Items from a dataset
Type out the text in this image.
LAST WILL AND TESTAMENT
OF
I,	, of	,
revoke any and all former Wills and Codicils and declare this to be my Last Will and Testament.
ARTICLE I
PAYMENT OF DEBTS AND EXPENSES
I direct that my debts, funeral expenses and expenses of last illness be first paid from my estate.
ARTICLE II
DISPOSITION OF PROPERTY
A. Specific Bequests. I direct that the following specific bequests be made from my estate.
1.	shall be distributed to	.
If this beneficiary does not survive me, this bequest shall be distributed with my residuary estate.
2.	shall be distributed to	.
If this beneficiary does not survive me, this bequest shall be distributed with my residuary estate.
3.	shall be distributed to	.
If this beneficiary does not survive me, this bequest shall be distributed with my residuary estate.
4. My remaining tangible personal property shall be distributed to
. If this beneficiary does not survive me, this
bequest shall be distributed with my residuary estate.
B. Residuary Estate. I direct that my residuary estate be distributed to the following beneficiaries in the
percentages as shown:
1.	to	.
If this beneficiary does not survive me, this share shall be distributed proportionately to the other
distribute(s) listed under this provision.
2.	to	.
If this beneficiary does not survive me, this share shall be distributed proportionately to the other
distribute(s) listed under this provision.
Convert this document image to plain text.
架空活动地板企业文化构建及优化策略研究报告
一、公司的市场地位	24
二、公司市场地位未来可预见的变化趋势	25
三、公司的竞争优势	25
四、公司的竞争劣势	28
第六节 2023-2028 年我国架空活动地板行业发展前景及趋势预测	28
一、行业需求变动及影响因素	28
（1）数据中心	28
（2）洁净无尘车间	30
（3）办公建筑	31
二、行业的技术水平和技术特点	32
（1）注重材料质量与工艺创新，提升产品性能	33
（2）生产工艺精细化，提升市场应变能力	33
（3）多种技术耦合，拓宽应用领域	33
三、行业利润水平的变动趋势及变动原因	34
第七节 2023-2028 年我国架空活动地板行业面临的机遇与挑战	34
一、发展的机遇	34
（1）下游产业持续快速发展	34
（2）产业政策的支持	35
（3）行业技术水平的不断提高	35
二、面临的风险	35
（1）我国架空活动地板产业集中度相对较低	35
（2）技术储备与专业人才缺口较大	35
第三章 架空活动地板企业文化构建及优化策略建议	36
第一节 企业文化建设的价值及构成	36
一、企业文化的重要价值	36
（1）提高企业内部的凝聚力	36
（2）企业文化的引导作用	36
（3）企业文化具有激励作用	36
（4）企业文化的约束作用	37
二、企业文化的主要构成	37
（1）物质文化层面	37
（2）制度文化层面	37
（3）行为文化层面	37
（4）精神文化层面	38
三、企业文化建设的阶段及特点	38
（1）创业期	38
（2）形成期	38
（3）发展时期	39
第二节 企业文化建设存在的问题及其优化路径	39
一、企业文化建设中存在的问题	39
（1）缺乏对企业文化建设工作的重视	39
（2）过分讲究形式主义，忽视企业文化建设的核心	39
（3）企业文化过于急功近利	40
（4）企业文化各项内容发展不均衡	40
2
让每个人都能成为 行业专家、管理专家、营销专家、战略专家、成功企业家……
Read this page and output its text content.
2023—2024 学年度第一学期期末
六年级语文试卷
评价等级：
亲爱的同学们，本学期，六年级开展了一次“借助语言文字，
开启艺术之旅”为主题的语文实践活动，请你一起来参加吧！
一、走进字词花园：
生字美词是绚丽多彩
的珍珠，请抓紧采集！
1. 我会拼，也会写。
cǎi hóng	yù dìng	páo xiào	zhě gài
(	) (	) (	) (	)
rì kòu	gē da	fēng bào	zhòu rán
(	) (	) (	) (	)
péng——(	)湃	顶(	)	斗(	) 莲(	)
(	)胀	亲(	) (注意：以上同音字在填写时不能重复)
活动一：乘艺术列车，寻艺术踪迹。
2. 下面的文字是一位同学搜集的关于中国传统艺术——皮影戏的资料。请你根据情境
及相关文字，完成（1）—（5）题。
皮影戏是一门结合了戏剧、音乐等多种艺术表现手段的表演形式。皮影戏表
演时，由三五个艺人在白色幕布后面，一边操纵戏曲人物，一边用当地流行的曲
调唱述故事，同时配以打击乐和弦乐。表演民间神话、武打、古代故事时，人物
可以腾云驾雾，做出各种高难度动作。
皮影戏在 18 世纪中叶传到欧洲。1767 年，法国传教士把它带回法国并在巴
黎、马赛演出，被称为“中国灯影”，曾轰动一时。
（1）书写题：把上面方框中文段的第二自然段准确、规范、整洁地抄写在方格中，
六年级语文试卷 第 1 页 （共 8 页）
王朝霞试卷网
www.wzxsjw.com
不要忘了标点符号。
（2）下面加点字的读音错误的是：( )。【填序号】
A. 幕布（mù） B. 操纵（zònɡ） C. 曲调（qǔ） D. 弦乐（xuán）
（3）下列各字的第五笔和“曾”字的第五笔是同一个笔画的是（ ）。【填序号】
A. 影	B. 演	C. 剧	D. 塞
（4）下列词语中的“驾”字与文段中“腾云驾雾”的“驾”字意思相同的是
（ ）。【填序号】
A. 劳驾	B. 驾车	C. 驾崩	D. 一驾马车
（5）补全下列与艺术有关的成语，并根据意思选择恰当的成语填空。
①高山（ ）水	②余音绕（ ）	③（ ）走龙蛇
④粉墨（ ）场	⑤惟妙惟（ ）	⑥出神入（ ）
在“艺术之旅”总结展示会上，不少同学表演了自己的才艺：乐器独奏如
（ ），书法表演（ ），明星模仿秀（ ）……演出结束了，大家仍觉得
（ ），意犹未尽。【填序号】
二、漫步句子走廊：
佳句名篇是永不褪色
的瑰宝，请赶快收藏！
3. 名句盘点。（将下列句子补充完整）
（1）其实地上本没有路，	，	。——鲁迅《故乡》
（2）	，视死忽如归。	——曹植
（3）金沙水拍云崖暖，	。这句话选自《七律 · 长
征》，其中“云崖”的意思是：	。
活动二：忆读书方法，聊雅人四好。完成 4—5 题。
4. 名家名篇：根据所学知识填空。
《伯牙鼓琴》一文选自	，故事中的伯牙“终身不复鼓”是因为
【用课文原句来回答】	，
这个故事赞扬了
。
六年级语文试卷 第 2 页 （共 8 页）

• Task statement
Report the number of lines above containing the word "following", with no other text.

• The reply
2